— What is asked —
Copy out, word for word, the lines from the start through the line that contains "solution-bullet: ➔It takes".

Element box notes
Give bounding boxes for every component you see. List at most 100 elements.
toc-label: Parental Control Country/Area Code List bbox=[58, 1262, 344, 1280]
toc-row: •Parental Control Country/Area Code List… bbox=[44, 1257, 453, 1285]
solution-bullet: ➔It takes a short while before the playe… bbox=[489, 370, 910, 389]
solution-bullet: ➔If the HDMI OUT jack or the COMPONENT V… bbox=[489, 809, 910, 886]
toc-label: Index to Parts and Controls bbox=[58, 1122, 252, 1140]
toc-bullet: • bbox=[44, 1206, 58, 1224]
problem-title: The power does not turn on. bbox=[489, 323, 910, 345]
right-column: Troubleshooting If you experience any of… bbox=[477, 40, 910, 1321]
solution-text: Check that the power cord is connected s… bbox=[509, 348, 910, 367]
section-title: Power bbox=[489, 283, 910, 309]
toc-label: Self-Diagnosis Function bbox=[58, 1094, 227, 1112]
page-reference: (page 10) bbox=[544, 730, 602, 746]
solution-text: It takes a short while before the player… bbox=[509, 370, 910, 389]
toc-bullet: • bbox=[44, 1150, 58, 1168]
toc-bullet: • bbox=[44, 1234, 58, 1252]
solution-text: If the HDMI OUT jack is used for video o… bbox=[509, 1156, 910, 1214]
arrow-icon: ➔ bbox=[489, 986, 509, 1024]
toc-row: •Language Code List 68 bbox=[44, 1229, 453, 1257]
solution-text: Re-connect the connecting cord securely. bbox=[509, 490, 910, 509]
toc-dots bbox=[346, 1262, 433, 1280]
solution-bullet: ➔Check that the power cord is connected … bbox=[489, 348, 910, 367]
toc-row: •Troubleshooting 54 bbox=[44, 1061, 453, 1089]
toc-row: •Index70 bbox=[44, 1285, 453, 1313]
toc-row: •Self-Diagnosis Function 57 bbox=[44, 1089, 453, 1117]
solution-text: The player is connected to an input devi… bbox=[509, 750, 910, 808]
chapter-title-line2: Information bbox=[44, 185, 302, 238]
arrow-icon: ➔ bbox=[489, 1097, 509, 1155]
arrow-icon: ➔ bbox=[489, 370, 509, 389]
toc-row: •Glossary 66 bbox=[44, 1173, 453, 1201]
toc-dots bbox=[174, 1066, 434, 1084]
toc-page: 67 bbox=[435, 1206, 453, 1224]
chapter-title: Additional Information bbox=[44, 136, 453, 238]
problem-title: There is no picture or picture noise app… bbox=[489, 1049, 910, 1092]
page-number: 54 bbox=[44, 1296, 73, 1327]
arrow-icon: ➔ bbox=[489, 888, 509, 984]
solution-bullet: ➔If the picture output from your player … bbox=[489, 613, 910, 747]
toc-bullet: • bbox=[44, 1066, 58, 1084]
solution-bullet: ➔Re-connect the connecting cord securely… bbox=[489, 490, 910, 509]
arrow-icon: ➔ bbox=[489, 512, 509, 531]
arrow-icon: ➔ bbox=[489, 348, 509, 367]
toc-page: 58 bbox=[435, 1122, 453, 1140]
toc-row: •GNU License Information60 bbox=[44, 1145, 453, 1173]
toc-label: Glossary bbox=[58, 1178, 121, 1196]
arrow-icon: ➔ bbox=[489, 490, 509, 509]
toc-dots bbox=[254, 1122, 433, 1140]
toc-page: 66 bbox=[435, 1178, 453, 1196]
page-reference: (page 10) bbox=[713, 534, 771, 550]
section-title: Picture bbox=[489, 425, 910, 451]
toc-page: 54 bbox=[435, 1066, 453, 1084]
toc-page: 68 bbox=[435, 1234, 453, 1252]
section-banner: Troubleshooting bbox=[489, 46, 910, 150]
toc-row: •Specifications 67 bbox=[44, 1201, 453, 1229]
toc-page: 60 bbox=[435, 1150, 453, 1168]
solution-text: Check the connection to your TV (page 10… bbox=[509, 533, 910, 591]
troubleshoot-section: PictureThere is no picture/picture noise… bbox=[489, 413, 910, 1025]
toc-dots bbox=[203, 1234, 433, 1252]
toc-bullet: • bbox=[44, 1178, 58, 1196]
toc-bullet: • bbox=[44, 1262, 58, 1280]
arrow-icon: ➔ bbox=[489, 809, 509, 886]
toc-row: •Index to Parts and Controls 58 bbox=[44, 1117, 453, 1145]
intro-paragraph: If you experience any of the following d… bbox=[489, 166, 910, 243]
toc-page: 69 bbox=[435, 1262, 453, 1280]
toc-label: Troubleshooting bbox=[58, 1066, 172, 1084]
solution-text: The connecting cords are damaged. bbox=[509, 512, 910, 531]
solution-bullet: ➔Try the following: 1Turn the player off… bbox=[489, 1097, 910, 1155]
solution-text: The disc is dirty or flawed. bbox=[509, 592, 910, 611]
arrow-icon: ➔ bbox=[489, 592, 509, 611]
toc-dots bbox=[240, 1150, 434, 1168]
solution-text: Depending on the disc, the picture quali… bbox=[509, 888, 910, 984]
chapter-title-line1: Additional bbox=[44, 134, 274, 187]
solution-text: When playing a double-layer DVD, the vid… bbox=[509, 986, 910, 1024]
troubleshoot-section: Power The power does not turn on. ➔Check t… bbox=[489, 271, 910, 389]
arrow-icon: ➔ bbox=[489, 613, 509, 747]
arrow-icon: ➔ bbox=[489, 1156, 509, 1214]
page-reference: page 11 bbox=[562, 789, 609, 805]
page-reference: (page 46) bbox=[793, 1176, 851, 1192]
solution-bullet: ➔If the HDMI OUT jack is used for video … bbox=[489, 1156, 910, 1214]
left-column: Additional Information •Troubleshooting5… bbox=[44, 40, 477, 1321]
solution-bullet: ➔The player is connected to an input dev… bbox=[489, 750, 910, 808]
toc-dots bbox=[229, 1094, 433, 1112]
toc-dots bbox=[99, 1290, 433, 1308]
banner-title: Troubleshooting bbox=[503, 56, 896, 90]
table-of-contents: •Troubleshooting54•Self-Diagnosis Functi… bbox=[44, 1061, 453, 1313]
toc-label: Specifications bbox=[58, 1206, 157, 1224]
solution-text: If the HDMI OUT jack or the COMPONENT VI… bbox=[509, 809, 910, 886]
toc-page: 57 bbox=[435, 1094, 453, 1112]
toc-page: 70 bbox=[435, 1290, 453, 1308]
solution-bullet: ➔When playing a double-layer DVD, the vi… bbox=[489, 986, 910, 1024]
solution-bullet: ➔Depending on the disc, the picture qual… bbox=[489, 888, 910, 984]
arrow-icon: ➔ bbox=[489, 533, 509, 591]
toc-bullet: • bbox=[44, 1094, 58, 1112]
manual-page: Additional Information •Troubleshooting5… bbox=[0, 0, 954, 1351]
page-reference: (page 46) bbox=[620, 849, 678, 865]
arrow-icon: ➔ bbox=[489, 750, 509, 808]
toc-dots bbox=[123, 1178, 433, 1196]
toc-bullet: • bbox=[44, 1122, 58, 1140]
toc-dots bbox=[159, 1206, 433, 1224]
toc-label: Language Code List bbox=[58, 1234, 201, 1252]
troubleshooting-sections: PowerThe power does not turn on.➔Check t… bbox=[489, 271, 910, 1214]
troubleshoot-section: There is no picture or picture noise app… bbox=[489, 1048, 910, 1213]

— Solution to the problem —
Give bounding boxes for every component you see. List at most 100 elements.
toc-label: Parental Control Country/Area Code List bbox=[58, 1262, 344, 1280]
toc-row: •Parental Control Country/Area Code List… bbox=[44, 1257, 453, 1285]
solution-bullet: ➔It takes a short while before the playe… bbox=[489, 370, 910, 389]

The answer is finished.